Your instructions:
Spot each line that carries the word "故本题选"; copy those lines.

## Begin Data section

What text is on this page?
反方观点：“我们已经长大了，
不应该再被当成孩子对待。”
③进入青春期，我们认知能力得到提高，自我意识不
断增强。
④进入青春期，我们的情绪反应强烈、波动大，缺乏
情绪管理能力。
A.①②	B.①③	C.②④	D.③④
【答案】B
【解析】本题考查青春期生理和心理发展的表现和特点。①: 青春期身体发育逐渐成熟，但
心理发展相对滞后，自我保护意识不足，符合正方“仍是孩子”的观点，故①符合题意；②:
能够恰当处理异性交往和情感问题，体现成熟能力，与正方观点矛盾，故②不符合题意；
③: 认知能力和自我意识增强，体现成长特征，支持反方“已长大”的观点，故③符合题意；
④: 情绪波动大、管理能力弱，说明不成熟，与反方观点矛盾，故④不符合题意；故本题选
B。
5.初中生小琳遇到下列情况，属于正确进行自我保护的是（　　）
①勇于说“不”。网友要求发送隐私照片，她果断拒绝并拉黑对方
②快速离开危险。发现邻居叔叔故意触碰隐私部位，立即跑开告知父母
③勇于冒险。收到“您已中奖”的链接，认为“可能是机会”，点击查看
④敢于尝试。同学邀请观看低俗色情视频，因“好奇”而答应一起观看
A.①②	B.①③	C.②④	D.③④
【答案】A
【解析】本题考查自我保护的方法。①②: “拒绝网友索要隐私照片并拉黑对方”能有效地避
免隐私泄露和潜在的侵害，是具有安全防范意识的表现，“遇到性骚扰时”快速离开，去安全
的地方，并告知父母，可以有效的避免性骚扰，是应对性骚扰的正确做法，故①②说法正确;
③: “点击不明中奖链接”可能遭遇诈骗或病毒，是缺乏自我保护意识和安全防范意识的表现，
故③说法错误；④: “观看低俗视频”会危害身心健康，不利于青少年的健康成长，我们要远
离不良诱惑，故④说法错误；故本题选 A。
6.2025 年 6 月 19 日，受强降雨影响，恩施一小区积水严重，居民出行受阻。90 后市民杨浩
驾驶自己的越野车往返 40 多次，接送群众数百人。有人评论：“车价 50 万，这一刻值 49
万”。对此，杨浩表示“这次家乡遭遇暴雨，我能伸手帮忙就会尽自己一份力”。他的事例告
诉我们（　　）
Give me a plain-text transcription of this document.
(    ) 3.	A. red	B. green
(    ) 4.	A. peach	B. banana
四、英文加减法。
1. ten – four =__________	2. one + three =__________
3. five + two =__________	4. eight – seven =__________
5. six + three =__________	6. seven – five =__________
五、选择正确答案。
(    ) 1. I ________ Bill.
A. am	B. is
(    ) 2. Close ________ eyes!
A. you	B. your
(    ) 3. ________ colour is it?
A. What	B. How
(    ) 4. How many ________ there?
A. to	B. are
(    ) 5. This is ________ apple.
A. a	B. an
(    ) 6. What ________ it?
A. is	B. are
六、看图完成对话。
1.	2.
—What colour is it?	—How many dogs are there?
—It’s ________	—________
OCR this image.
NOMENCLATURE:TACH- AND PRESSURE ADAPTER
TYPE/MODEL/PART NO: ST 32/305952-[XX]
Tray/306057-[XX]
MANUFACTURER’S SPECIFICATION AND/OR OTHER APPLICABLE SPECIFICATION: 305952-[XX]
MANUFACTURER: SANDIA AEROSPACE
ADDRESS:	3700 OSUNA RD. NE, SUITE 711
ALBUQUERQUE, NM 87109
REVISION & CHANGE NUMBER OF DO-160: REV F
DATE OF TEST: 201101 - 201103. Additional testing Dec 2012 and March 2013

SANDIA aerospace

## End Data section

Task response:
④: 情绪波动大、管理能力弱，说明不成熟，与反方观点矛盾，故④不符合题意；故本题选
离不良诱惑，故④说法错误；故本题选 A。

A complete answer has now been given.